* [Task prompt]: Check each line of the material below, and copy it if it holds the string "plain".

* [Material provided]:
------------------------------

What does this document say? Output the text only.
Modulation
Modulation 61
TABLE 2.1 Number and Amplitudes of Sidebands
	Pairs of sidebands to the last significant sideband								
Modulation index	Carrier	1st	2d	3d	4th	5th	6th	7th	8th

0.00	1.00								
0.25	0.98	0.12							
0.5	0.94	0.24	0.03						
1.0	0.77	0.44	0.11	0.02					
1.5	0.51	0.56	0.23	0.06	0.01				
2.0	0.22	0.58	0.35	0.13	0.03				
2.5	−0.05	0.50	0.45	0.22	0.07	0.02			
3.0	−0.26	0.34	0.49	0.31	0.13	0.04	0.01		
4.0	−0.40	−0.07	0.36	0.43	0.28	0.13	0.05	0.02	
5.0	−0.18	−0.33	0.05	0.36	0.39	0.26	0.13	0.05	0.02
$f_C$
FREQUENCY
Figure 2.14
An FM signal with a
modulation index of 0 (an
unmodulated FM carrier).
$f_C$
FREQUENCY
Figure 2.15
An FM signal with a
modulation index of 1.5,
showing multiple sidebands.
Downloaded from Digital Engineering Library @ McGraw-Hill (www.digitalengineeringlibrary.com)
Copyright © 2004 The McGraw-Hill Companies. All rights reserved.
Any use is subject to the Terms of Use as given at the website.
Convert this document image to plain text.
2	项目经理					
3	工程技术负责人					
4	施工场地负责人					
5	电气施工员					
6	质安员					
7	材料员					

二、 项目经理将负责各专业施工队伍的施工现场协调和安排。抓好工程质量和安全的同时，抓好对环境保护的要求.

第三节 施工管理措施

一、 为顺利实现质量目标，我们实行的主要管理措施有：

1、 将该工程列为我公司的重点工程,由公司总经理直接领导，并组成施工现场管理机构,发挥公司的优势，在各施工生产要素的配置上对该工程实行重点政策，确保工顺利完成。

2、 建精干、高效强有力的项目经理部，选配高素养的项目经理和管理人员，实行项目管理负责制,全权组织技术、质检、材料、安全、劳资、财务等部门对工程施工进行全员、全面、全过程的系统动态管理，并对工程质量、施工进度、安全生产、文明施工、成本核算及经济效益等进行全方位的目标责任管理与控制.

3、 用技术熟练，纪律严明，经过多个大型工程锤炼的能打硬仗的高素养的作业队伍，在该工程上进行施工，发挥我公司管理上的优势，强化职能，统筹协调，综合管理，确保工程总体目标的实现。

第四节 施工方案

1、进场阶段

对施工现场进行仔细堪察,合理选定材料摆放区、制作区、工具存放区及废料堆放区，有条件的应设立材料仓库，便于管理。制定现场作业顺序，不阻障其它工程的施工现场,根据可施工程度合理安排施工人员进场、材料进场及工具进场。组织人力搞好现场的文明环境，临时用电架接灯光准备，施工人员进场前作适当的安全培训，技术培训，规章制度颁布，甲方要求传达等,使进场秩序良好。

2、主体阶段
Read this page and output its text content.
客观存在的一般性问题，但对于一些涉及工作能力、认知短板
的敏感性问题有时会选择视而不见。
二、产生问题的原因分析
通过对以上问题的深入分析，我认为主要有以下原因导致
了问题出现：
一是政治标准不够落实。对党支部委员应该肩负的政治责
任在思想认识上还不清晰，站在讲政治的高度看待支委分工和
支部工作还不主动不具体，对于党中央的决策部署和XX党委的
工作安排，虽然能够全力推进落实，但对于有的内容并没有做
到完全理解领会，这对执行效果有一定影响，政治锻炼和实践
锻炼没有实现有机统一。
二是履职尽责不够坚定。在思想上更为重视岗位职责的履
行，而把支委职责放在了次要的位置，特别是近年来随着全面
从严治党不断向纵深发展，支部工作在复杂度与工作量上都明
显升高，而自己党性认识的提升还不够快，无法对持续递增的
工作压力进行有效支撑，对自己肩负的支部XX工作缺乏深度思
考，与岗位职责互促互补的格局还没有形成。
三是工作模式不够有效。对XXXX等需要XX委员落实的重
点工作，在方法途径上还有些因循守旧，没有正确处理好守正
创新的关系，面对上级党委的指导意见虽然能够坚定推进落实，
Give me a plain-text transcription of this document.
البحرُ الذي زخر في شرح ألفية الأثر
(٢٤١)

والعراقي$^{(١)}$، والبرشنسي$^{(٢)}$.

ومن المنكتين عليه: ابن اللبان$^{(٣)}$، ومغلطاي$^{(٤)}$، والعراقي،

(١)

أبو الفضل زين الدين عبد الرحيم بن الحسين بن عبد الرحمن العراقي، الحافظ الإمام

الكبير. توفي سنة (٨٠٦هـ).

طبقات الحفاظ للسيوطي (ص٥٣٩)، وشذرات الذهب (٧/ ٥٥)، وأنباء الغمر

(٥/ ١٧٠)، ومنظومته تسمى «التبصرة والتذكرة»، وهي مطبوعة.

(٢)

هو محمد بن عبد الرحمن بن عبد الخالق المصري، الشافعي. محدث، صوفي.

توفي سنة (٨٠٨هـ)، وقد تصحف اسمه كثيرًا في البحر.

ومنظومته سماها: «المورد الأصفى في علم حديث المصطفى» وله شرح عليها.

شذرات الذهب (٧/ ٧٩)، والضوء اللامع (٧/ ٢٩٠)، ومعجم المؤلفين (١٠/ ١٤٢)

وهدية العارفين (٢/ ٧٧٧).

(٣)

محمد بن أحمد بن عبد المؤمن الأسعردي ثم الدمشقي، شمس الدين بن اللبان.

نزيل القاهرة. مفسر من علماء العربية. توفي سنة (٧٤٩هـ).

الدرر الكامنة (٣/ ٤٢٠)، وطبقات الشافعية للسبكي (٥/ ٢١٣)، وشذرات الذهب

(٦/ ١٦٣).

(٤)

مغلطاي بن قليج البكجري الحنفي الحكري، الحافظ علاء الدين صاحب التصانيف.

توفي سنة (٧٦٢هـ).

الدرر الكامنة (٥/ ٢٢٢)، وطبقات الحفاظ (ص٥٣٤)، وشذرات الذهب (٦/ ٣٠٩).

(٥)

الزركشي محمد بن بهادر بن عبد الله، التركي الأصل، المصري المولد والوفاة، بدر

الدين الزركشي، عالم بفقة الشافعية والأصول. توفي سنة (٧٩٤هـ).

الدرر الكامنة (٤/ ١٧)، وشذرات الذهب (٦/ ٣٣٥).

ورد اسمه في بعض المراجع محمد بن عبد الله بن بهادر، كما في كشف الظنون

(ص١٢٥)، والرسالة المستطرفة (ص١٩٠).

------------------------------

* [Reply]:
Convert this document image to plain text.
Give me a plain-text transcription of this document.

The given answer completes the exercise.